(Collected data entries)

• • • • • • •

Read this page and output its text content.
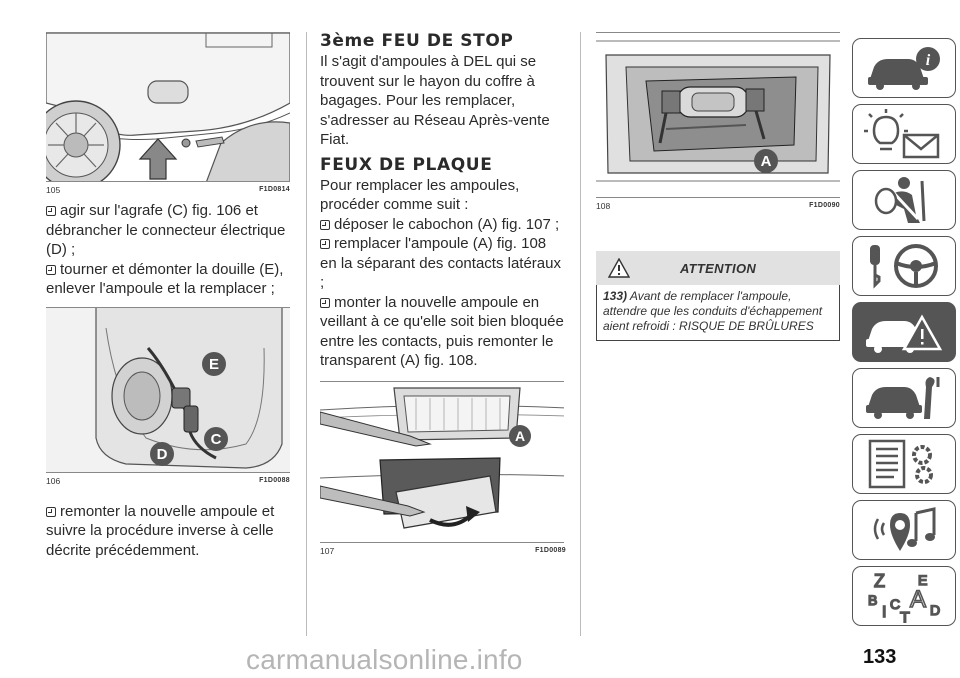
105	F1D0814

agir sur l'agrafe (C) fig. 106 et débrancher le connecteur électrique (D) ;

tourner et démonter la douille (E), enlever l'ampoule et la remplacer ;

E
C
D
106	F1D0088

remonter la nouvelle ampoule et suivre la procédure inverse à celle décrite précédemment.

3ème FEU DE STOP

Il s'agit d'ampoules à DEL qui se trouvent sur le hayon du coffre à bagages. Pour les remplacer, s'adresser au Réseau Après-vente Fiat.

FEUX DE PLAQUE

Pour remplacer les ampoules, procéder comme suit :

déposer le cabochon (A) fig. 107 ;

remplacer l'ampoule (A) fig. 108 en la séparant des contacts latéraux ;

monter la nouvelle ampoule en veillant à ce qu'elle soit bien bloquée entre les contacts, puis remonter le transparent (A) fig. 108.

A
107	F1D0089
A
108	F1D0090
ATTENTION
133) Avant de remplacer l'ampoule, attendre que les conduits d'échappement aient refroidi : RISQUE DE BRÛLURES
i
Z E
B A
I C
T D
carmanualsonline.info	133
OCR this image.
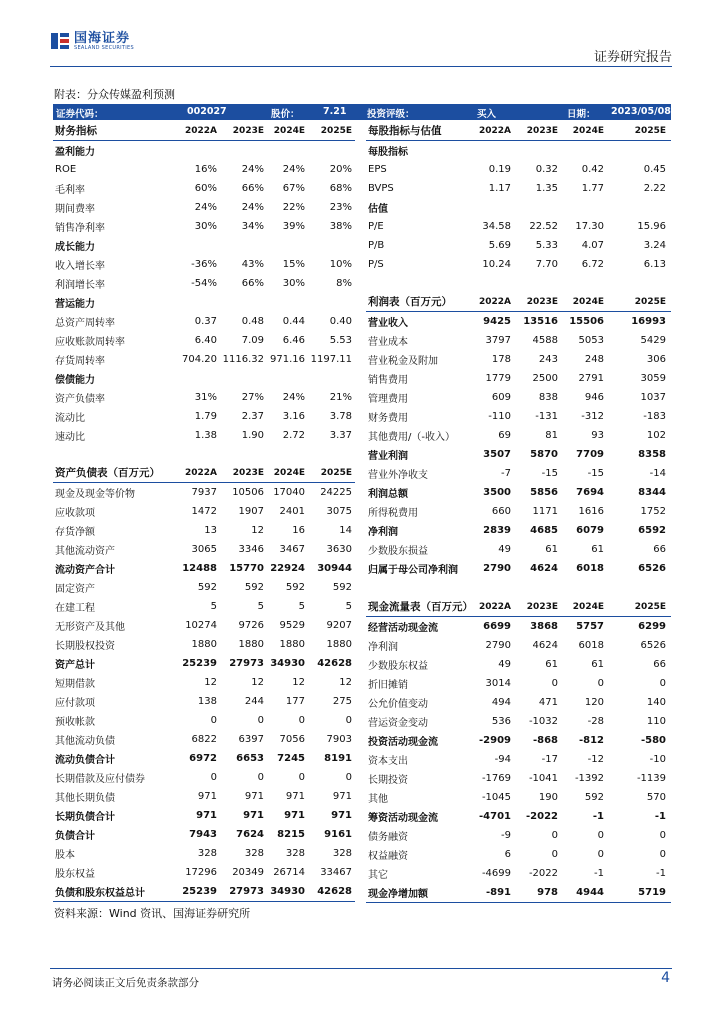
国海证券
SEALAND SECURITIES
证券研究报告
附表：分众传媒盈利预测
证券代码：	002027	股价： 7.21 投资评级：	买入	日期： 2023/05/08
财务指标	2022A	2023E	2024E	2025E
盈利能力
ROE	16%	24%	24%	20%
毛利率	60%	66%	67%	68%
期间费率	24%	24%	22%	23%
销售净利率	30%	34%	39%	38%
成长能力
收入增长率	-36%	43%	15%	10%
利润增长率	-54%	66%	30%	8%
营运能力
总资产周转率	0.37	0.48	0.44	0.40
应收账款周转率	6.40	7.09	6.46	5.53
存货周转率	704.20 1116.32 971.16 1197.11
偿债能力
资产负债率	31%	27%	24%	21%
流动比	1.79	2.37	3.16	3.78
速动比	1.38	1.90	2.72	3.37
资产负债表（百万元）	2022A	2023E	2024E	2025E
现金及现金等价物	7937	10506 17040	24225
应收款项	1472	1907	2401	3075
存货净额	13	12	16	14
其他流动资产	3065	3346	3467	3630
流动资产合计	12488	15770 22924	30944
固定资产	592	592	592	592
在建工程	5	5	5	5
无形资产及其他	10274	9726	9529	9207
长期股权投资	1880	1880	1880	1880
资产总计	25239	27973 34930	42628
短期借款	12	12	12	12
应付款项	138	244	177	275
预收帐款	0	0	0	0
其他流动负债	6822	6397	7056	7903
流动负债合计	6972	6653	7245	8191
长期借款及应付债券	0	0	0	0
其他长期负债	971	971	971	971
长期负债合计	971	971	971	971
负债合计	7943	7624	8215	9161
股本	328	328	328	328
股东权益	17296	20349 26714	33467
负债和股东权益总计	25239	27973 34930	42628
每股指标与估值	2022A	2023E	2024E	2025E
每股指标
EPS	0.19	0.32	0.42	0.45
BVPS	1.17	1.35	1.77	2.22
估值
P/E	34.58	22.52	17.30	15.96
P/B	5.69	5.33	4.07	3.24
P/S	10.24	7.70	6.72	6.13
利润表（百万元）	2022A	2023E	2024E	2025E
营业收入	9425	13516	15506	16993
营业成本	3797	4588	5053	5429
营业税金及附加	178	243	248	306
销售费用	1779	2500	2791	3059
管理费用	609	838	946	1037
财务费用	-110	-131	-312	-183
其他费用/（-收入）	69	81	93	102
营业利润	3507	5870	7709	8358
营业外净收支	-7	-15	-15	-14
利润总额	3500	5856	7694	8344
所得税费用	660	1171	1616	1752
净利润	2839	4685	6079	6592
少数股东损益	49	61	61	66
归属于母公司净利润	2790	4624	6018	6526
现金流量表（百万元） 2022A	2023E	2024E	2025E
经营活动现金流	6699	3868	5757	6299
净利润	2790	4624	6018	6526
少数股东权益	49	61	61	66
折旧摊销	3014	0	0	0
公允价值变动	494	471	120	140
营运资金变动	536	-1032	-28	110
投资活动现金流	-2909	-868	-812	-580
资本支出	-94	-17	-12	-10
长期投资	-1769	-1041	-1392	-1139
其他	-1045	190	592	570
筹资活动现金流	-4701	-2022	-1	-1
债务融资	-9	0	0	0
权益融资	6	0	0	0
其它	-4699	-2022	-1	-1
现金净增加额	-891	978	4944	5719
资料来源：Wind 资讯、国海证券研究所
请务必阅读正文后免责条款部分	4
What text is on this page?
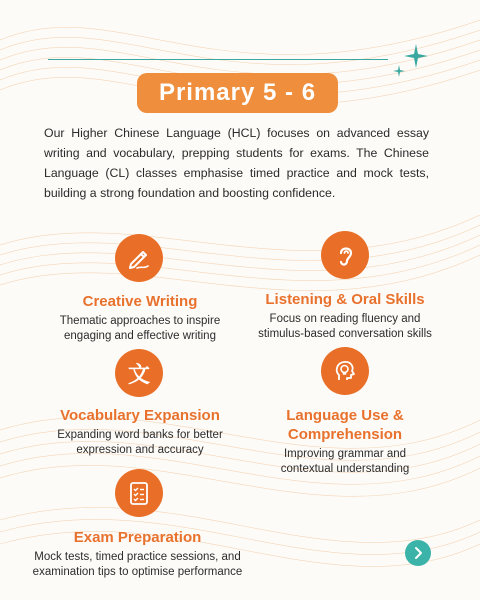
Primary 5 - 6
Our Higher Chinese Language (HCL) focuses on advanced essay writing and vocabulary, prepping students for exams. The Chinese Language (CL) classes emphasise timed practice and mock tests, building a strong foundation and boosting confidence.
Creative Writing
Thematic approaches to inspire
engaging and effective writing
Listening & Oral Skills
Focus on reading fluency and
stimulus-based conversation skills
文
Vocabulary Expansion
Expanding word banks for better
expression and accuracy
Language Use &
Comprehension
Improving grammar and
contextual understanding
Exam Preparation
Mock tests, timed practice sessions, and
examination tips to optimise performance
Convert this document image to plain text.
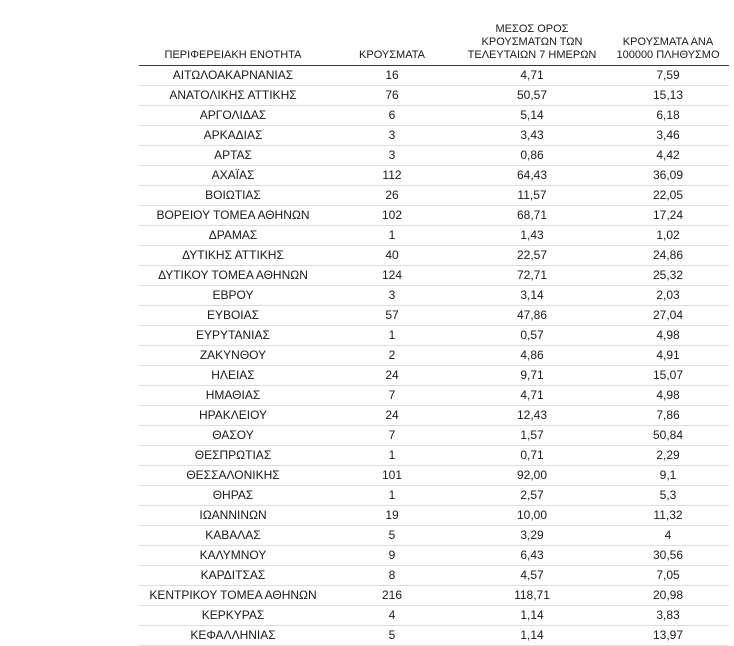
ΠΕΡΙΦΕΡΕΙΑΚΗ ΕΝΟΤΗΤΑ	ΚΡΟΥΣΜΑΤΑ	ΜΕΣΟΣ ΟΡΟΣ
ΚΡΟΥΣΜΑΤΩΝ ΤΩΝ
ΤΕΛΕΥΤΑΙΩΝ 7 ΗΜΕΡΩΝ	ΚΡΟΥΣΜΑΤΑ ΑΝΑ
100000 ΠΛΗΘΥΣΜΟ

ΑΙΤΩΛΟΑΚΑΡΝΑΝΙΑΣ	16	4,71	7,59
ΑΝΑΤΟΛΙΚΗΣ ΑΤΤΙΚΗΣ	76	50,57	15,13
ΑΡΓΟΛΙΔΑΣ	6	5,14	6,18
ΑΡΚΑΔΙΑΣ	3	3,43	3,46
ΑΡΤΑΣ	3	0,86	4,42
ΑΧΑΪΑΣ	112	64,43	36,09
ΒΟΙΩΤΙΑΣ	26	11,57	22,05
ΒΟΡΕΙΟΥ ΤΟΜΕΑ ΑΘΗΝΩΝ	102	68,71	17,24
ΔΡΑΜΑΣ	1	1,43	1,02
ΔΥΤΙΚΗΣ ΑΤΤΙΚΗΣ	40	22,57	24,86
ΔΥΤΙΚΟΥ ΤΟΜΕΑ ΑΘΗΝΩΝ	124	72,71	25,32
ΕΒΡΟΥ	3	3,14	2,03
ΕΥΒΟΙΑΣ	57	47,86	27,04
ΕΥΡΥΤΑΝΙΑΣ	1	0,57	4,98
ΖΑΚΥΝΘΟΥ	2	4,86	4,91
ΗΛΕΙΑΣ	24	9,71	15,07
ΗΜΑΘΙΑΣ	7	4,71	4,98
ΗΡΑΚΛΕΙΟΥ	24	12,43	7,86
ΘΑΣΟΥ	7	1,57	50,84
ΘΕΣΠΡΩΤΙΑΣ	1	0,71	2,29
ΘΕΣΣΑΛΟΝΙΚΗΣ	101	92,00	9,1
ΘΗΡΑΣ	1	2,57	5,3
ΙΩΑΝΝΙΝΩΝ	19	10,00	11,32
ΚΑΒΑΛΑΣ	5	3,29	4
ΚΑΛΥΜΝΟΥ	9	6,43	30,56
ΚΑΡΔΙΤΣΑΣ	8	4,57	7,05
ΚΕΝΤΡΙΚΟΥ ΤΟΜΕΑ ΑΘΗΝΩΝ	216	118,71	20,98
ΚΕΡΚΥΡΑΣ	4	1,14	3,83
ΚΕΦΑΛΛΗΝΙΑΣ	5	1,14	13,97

• • • • • • •

WHAT TO PRODUCE:
Pictures stay out; retype only the lines from the line containing "Convert this document image to plain text." through the end of the listing, inclusive, exactly as they appear.

EXERCISE ANSWER:
Convert this document image to plain text.
ΠΕΡΙΦΕΡΕΙΑΚΗ ΕΝΟΤΗΤΑ	ΚΡΟΥΣΜΑΤΑ	ΜΕΣΟΣ ΟΡΟΣ
ΚΡΟΥΣΜΑΤΩΝ ΤΩΝ
ΤΕΛΕΥΤΑΙΩΝ 7 ΗΜΕΡΩΝ	ΚΡΟΥΣΜΑΤΑ ΑΝΑ
100000 ΠΛΗΘΥΣΜΟ

ΑΙΤΩΛΟΑΚΑΡΝΑΝΙΑΣ	16	4,71	7,59
ΑΝΑΤΟΛΙΚΗΣ ΑΤΤΙΚΗΣ	76	50,57	15,13
ΑΡΓΟΛΙΔΑΣ	6	5,14	6,18
ΑΡΚΑΔΙΑΣ	3	3,43	3,46
ΑΡΤΑΣ	3	0,86	4,42
ΑΧΑΪΑΣ	112	64,43	36,09
ΒΟΙΩΤΙΑΣ	26	11,57	22,05
ΒΟΡΕΙΟΥ ΤΟΜΕΑ ΑΘΗΝΩΝ	102	68,71	17,24
ΔΡΑΜΑΣ	1	1,43	1,02
ΔΥΤΙΚΗΣ ΑΤΤΙΚΗΣ	40	22,57	24,86
ΔΥΤΙΚΟΥ ΤΟΜΕΑ ΑΘΗΝΩΝ	124	72,71	25,32
ΕΒΡΟΥ	3	3,14	2,03
ΕΥΒΟΙΑΣ	57	47,86	27,04
ΕΥΡΥΤΑΝΙΑΣ	1	0,57	4,98
ΖΑΚΥΝΘΟΥ	2	4,86	4,91
ΗΛΕΙΑΣ	24	9,71	15,07
ΗΜΑΘΙΑΣ	7	4,71	4,98
ΗΡΑΚΛΕΙΟΥ	24	12,43	7,86
ΘΑΣΟΥ	7	1,57	50,84
ΘΕΣΠΡΩΤΙΑΣ	1	0,71	2,29
ΘΕΣΣΑΛΟΝΙΚΗΣ	101	92,00	9,1
ΘΗΡΑΣ	1	2,57	5,3
ΙΩΑΝΝΙΝΩΝ	19	10,00	11,32
ΚΑΒΑΛΑΣ	5	3,29	4
ΚΑΛΥΜΝΟΥ	9	6,43	30,56
ΚΑΡΔΙΤΣΑΣ	8	4,57	7,05
ΚΕΝΤΡΙΚΟΥ ΤΟΜΕΑ ΑΘΗΝΩΝ	216	118,71	20,98
ΚΕΡΚΥΡΑΣ	4	1,14	3,83
ΚΕΦΑΛΛΗΝΙΑΣ	5	1,14	13,97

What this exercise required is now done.